Tally the lines that include the word "Scuola" and reply with nothing but the total.

• • •

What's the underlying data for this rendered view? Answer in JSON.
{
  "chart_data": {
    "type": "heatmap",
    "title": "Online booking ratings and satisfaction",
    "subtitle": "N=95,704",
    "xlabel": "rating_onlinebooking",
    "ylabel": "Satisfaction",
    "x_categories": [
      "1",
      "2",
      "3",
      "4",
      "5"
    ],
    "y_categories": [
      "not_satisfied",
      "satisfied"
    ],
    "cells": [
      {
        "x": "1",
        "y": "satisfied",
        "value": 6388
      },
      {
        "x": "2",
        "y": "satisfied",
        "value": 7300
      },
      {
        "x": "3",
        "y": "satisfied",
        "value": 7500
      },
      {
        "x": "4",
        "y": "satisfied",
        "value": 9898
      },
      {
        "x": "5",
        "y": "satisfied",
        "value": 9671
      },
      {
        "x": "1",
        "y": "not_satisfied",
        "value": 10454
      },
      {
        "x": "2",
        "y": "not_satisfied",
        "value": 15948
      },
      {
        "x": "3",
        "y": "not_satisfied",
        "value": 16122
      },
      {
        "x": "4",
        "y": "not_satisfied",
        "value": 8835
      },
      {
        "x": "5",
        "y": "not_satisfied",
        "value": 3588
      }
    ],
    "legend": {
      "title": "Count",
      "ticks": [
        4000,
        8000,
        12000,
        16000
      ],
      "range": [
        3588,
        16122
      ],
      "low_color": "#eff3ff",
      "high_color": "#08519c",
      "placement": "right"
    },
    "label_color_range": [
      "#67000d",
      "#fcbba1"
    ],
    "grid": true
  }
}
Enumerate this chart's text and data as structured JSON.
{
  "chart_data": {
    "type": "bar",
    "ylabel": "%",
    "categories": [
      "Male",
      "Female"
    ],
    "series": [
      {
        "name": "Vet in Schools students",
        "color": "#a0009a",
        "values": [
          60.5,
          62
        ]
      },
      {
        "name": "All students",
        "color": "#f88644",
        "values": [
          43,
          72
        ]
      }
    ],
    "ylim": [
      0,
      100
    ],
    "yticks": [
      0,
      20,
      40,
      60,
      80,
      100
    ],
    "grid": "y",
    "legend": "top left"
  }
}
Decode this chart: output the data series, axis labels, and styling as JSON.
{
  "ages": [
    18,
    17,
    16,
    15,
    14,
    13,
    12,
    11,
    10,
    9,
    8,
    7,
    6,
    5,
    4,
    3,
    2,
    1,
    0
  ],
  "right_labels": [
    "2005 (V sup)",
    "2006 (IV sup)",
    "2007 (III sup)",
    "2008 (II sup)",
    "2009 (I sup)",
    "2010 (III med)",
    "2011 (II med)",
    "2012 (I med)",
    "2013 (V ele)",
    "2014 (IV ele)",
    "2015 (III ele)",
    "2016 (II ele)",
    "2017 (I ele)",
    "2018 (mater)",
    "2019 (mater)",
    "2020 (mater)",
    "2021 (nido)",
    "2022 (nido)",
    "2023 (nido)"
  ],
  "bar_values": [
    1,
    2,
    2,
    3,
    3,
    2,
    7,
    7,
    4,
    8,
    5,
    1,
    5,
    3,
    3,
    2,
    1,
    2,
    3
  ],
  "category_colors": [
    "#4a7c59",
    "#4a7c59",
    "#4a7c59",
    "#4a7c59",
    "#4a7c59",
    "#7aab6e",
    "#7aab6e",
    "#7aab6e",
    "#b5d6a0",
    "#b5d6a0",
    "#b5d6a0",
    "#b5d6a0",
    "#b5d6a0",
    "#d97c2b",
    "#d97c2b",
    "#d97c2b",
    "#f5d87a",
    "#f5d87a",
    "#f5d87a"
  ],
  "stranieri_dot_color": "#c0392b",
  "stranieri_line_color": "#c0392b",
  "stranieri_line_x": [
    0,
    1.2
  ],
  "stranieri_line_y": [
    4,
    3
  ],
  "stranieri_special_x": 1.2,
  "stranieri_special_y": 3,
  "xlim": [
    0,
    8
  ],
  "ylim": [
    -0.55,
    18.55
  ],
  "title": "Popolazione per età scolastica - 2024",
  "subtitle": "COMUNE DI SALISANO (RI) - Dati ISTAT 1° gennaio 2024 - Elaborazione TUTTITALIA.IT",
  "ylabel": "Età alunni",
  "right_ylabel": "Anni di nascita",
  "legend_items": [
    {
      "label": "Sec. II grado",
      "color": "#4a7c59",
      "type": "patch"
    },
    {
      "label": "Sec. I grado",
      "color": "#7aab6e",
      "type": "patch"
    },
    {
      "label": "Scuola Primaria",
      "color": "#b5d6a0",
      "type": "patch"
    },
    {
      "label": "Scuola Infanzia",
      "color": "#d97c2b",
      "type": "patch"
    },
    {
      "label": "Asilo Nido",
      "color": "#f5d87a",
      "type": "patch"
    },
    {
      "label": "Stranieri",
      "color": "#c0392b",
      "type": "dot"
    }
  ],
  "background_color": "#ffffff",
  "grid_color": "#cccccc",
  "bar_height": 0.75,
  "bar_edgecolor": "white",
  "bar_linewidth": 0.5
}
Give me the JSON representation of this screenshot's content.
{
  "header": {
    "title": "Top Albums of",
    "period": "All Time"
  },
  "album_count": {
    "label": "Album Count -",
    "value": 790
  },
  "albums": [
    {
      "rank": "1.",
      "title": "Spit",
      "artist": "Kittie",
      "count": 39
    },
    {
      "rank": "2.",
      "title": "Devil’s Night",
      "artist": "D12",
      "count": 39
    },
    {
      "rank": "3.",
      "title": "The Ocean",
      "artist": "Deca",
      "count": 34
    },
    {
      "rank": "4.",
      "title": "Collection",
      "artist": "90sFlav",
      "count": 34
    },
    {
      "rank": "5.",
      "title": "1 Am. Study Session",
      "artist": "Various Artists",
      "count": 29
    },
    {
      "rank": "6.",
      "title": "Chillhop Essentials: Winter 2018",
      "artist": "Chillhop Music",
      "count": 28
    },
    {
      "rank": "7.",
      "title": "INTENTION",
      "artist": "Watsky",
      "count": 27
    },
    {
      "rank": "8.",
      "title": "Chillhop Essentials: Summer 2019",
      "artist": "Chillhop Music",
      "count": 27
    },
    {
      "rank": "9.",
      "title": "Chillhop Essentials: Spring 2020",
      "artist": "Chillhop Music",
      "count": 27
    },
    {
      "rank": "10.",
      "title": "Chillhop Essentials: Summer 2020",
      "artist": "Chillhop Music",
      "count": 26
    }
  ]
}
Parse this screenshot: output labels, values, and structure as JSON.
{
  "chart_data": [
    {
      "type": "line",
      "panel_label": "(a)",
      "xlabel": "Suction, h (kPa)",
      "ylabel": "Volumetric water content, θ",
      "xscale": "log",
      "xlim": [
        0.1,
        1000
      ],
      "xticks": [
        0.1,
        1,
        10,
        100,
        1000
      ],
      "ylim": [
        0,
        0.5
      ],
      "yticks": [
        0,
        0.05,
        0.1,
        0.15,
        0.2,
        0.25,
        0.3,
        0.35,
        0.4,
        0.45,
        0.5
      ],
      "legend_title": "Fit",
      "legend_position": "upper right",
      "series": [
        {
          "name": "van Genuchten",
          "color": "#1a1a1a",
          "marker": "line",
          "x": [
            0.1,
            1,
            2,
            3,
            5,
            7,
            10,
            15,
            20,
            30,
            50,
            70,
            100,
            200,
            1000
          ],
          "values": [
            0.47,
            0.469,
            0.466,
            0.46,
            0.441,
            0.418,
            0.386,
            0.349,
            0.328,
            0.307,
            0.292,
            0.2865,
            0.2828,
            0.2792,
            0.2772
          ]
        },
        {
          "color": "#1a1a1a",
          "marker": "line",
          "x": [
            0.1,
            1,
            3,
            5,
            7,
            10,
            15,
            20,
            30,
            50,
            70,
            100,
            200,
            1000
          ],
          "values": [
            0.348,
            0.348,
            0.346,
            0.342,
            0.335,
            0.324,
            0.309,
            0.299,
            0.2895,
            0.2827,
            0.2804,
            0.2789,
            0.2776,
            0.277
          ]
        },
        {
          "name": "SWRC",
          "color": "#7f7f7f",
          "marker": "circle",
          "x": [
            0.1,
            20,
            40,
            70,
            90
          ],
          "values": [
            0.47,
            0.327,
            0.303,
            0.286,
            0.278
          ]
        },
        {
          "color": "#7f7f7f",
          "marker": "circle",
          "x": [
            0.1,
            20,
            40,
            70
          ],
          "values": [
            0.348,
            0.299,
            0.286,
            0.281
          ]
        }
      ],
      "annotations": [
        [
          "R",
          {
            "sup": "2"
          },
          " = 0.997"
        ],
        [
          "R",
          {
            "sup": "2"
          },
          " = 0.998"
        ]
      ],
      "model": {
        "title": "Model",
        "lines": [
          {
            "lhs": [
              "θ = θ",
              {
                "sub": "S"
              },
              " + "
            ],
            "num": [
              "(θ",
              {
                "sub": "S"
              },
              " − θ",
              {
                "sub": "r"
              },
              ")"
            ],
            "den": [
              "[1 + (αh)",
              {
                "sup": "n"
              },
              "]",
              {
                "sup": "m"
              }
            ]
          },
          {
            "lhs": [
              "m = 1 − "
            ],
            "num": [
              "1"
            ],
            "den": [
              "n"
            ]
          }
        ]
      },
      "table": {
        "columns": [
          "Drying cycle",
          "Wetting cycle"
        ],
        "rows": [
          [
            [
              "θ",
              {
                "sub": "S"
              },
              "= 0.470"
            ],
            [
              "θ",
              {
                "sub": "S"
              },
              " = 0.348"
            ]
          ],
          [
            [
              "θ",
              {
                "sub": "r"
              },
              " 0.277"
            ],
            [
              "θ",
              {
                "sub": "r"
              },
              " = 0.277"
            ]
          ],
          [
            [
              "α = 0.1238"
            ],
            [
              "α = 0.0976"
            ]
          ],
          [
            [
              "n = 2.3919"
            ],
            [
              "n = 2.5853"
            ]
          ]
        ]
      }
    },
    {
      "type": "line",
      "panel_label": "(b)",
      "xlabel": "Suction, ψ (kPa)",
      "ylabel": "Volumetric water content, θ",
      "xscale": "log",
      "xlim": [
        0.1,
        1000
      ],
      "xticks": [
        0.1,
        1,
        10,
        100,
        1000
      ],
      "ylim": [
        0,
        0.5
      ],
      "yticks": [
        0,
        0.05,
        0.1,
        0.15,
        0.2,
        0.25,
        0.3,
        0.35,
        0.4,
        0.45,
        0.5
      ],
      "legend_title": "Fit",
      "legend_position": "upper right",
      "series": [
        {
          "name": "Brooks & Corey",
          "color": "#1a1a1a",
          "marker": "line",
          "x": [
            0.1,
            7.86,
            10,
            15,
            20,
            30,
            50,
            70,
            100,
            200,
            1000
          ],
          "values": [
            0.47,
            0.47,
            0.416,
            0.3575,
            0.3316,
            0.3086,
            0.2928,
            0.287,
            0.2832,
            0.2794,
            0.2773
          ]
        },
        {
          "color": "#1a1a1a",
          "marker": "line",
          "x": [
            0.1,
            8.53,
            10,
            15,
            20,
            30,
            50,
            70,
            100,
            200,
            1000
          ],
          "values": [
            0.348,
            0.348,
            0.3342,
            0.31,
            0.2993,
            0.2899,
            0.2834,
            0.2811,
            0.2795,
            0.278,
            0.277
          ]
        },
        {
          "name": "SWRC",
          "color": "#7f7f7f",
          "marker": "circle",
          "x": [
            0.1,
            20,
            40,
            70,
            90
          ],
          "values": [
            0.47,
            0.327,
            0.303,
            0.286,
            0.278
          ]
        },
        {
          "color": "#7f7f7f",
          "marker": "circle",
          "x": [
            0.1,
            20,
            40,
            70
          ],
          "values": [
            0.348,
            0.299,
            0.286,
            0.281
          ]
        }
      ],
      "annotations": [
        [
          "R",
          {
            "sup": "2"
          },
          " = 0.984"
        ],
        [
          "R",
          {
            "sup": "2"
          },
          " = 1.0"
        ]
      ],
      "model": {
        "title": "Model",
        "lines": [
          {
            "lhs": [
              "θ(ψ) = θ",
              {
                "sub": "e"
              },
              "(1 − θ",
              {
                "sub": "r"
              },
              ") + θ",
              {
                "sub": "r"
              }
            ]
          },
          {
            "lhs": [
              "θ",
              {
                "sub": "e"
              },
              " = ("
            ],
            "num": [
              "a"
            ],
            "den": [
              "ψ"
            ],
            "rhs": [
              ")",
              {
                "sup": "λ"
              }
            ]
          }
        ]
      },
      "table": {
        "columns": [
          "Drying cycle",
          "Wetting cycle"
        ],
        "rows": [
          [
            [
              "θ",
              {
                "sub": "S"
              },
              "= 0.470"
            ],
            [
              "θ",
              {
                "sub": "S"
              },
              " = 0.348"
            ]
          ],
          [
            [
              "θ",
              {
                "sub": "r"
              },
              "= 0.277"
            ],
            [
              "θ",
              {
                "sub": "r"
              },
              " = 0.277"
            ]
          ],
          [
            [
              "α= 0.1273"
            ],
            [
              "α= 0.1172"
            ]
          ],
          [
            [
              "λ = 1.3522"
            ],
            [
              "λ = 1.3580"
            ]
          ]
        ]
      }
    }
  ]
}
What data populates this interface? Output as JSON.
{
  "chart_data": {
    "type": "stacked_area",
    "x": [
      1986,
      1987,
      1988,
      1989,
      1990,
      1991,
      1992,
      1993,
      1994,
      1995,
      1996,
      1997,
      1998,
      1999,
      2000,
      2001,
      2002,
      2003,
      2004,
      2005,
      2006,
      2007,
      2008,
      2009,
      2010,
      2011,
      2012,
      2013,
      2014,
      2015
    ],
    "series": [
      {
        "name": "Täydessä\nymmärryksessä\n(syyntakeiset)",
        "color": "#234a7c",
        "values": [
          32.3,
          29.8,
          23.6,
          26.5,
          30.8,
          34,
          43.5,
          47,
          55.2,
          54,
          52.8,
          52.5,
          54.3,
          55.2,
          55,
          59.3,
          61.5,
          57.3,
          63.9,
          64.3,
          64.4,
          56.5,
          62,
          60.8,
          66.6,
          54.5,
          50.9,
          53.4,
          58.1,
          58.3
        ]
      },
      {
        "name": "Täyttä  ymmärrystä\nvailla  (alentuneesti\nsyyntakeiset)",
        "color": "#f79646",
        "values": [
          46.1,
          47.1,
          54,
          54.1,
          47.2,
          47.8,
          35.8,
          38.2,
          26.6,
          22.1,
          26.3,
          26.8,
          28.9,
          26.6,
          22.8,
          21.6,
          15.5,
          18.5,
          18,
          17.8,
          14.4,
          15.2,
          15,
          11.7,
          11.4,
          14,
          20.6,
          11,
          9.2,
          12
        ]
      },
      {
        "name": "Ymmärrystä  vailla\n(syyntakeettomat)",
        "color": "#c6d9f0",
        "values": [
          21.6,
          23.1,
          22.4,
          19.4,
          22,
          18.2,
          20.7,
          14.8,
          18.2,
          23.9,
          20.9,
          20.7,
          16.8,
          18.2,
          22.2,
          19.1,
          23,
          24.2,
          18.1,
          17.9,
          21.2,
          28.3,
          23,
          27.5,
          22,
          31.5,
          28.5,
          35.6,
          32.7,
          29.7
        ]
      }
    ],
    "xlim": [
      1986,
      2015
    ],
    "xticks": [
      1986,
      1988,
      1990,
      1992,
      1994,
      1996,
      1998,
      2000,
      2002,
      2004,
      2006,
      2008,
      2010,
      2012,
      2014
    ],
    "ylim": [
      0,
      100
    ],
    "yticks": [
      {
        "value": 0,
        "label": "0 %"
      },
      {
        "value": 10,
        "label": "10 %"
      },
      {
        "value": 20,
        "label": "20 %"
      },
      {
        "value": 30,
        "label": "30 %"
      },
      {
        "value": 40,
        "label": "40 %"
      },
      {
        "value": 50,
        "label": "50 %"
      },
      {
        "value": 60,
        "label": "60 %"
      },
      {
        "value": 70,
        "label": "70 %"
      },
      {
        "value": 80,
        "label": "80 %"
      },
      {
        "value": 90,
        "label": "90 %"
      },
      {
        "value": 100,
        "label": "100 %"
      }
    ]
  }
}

• • •

== Task answer ==
2